WHAT THE TASK ASKS: Search the material below for the string "document" and extract each line that has it.

┄┄┄┄┄┄

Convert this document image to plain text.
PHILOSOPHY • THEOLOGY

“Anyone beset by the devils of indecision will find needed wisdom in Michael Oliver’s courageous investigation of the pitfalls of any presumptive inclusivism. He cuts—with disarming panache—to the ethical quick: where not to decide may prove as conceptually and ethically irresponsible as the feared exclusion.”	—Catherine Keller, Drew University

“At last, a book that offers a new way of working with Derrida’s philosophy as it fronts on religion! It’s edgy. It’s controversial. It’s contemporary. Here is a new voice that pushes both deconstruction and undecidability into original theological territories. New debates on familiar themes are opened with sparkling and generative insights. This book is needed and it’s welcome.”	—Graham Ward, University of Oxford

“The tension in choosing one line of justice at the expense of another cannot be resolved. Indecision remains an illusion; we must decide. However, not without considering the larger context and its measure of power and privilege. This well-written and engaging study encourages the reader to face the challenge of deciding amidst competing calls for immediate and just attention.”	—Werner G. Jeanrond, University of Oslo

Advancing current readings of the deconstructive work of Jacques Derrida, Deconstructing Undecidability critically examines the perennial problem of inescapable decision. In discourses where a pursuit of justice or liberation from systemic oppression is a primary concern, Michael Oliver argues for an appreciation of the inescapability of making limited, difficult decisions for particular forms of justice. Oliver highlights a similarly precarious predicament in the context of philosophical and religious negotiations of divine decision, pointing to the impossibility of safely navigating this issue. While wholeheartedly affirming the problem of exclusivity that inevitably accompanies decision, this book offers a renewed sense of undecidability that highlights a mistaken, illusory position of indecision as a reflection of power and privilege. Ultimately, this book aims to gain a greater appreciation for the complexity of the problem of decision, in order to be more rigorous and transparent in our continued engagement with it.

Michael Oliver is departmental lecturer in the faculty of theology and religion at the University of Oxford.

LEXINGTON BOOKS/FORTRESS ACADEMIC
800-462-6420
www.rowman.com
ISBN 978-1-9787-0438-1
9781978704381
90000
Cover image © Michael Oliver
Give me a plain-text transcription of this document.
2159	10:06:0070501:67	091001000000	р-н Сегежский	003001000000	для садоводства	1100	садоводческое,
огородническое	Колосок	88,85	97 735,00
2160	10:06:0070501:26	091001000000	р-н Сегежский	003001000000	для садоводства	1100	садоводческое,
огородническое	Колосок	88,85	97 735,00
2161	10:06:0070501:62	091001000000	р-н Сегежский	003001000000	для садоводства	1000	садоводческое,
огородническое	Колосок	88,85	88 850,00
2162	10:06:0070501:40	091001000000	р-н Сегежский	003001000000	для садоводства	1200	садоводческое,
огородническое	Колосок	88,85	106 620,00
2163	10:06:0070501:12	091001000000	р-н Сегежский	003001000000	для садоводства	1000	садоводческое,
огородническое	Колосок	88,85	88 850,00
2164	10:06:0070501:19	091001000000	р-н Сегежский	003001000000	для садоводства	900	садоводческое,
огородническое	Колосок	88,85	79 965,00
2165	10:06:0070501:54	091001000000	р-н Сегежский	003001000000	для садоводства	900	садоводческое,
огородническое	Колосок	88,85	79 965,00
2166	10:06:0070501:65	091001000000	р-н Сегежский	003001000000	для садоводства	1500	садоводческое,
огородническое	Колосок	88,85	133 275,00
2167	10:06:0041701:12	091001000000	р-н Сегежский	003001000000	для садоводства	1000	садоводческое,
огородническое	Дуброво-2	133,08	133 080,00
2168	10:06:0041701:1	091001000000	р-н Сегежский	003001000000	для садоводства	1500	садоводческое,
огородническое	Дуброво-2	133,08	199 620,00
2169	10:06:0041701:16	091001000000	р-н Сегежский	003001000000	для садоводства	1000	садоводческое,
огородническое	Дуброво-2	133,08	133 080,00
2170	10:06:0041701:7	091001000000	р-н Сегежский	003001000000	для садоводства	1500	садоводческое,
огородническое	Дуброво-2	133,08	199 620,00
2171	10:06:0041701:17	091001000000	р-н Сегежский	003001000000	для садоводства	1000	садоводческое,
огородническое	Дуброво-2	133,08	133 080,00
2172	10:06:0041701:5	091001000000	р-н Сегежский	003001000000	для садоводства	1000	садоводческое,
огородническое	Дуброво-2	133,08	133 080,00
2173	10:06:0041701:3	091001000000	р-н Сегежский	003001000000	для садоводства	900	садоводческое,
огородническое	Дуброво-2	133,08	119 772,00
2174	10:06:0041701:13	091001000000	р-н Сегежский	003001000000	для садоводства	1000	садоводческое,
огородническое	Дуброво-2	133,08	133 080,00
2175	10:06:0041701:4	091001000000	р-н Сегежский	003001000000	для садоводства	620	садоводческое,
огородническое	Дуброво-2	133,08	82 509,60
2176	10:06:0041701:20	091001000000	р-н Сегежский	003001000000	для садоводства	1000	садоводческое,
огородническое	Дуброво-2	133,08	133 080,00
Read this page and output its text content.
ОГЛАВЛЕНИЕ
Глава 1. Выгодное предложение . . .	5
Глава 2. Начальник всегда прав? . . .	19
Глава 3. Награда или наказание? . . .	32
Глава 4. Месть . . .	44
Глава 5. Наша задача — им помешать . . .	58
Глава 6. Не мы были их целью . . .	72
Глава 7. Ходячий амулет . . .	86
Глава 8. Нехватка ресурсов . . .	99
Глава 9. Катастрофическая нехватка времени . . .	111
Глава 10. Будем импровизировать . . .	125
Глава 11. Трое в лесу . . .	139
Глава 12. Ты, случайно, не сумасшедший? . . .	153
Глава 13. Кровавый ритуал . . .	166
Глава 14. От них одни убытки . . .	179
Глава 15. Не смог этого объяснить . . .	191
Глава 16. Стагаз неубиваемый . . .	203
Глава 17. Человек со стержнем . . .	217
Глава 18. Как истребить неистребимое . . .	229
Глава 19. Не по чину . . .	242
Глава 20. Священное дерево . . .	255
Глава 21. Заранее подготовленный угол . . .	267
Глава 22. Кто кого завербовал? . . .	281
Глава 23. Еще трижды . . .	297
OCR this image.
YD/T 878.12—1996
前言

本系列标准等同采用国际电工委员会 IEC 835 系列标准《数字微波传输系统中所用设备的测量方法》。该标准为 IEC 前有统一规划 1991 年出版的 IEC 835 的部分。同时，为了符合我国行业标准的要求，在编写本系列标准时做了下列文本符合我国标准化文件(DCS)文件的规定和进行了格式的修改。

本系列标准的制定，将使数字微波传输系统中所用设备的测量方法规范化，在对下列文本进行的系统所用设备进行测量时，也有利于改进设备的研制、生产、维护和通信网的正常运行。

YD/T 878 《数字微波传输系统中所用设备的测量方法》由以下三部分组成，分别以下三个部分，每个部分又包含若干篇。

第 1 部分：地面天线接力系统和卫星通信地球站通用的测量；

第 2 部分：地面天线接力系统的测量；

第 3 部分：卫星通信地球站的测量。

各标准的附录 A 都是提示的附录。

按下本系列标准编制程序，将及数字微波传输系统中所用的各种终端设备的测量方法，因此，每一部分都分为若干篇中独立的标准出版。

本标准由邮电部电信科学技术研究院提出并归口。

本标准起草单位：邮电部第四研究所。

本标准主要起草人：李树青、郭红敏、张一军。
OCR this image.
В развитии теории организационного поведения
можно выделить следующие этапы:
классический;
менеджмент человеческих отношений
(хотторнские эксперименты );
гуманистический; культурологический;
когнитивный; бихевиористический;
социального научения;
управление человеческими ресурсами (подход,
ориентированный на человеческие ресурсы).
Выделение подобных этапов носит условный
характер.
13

┄┄┄┄┄┄

REPLY TO THE EXERCISE:
Convert this document image to plain text.
Give me a plain-text transcription of this document.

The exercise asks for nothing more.